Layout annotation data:
▼
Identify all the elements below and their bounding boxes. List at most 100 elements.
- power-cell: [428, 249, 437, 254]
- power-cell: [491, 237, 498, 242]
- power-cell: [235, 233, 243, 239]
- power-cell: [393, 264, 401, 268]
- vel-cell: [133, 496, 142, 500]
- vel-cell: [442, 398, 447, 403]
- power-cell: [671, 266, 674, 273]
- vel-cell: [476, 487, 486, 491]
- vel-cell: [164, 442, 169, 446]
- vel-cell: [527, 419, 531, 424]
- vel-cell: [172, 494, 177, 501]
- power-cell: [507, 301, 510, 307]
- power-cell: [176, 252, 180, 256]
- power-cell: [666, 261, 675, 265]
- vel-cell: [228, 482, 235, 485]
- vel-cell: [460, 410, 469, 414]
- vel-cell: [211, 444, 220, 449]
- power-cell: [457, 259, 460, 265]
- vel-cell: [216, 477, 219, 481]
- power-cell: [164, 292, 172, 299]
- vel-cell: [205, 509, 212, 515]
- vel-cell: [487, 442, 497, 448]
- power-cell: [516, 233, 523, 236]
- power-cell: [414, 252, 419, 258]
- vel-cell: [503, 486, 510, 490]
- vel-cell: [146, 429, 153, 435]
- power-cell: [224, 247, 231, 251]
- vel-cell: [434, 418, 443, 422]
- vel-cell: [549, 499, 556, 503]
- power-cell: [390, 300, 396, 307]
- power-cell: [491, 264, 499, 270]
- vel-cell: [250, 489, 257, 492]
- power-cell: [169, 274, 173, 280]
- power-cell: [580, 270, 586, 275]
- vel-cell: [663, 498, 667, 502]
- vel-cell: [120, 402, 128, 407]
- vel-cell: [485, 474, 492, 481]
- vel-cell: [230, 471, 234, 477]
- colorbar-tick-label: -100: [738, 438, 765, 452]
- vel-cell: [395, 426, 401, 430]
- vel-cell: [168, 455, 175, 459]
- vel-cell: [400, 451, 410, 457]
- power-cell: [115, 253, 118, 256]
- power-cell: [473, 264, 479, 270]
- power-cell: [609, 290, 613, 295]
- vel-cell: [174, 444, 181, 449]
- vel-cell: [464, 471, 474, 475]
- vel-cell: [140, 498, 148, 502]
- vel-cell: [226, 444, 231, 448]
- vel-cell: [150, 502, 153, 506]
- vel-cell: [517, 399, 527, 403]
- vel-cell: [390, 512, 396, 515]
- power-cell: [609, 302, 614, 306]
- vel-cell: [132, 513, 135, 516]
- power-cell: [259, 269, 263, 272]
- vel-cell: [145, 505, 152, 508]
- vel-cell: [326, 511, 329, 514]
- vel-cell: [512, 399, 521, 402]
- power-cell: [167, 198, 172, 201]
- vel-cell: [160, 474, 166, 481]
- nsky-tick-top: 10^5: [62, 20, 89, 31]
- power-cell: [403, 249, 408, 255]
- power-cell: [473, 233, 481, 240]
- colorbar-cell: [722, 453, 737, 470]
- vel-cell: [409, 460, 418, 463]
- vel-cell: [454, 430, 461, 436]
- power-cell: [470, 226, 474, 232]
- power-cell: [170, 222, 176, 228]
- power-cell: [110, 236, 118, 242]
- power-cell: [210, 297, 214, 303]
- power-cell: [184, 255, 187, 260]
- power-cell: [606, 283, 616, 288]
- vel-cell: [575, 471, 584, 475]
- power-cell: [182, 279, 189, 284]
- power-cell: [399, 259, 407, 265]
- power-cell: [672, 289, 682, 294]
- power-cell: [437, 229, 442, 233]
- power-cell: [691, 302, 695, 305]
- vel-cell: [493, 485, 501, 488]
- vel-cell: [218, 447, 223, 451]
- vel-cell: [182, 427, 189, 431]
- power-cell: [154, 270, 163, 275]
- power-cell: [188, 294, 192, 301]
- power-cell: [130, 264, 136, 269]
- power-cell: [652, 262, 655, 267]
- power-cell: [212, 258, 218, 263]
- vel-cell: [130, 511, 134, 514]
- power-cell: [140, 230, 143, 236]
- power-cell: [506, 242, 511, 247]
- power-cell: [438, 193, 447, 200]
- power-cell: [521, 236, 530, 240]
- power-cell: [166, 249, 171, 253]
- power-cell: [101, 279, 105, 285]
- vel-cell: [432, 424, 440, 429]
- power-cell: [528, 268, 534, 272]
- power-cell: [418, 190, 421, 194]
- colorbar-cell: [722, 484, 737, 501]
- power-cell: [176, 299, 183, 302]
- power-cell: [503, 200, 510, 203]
▲
• **EXERCISE OBJECTIVE**
Reproduce the records above word for word, including every line.

• **PROBLEM SOLUTION**
Identify all the elements below and their bounding boxes. List at most 100 elements.
- power-cell: [428, 249, 437, 254]
- power-cell: [491, 237, 498, 242]
- power-cell: [235, 233, 243, 239]
- power-cell: [393, 264, 401, 268]
- vel-cell: [133, 496, 142, 500]
- vel-cell: [442, 398, 447, 403]
- power-cell: [671, 266, 674, 273]
- vel-cell: [476, 487, 486, 491]
- vel-cell: [164, 442, 169, 446]
- vel-cell: [527, 419, 531, 424]
- vel-cell: [172, 494, 177, 501]
- power-cell: [507, 301, 510, 307]
- power-cell: [176, 252, 180, 256]
- power-cell: [666, 261, 675, 265]
- vel-cell: [228, 482, 235, 485]
- vel-cell: [460, 410, 469, 414]
- vel-cell: [211, 444, 220, 449]
- power-cell: [457, 259, 460, 265]
- vel-cell: [216, 477, 219, 481]
- power-cell: [164, 292, 172, 299]
- vel-cell: [205, 509, 212, 515]
- vel-cell: [487, 442, 497, 448]
- power-cell: [516, 233, 523, 236]
- power-cell: [414, 252, 419, 258]
- vel-cell: [503, 486, 510, 490]
- vel-cell: [146, 429, 153, 435]
- power-cell: [224, 247, 231, 251]
- vel-cell: [434, 418, 443, 422]
- vel-cell: [549, 499, 556, 503]
- power-cell: [390, 300, 396, 307]
- power-cell: [491, 264, 499, 270]
- vel-cell: [250, 489, 257, 492]
- power-cell: [169, 274, 173, 280]
- power-cell: [580, 270, 586, 275]
- vel-cell: [663, 498, 667, 502]
- vel-cell: [120, 402, 128, 407]
- vel-cell: [485, 474, 492, 481]
- vel-cell: [230, 471, 234, 477]
- colorbar-tick-label: -100: [738, 438, 765, 452]
- vel-cell: [395, 426, 401, 430]
- vel-cell: [168, 455, 175, 459]
- vel-cell: [400, 451, 410, 457]
- power-cell: [115, 253, 118, 256]
- power-cell: [473, 264, 479, 270]
- power-cell: [609, 290, 613, 295]
- vel-cell: [174, 444, 181, 449]
- vel-cell: [464, 471, 474, 475]
- vel-cell: [140, 498, 148, 502]
- vel-cell: [226, 444, 231, 448]
- vel-cell: [150, 502, 153, 506]
- vel-cell: [517, 399, 527, 403]
- vel-cell: [390, 512, 396, 515]
- power-cell: [609, 302, 614, 306]
- vel-cell: [132, 513, 135, 516]
- power-cell: [259, 269, 263, 272]
- vel-cell: [145, 505, 152, 508]
- vel-cell: [326, 511, 329, 514]
- vel-cell: [512, 399, 521, 402]
- power-cell: [167, 198, 172, 201]
- vel-cell: [160, 474, 166, 481]
- nsky-tick-top: 10^5: [62, 20, 89, 31]
- power-cell: [403, 249, 408, 255]
- power-cell: [473, 233, 481, 240]
- colorbar-cell: [722, 453, 737, 470]
- vel-cell: [409, 460, 418, 463]
- vel-cell: [454, 430, 461, 436]
- power-cell: [470, 226, 474, 232]
- power-cell: [170, 222, 176, 228]
- power-cell: [110, 236, 118, 242]
- power-cell: [210, 297, 214, 303]
- power-cell: [184, 255, 187, 260]
- power-cell: [606, 283, 616, 288]
- vel-cell: [575, 471, 584, 475]
- power-cell: [182, 279, 189, 284]
- power-cell: [399, 259, 407, 265]
- power-cell: [672, 289, 682, 294]
- power-cell: [437, 229, 442, 233]
- power-cell: [691, 302, 695, 305]
- vel-cell: [493, 485, 501, 488]
- vel-cell: [218, 447, 223, 451]
- vel-cell: [182, 427, 189, 431]
- power-cell: [154, 270, 163, 275]
- power-cell: [188, 294, 192, 301]
- power-cell: [130, 264, 136, 269]
- power-cell: [652, 262, 655, 267]
- power-cell: [212, 258, 218, 263]
- vel-cell: [130, 511, 134, 514]
- power-cell: [140, 230, 143, 236]
- power-cell: [506, 242, 511, 247]
- power-cell: [438, 193, 447, 200]
- power-cell: [521, 236, 530, 240]
- power-cell: [166, 249, 171, 253]
- power-cell: [101, 279, 105, 285]
- vel-cell: [432, 424, 440, 429]
- power-cell: [528, 268, 534, 272]
- power-cell: [418, 190, 421, 194]
- colorbar-cell: [722, 484, 737, 501]
- power-cell: [176, 299, 183, 302]
- power-cell: [503, 200, 510, 203]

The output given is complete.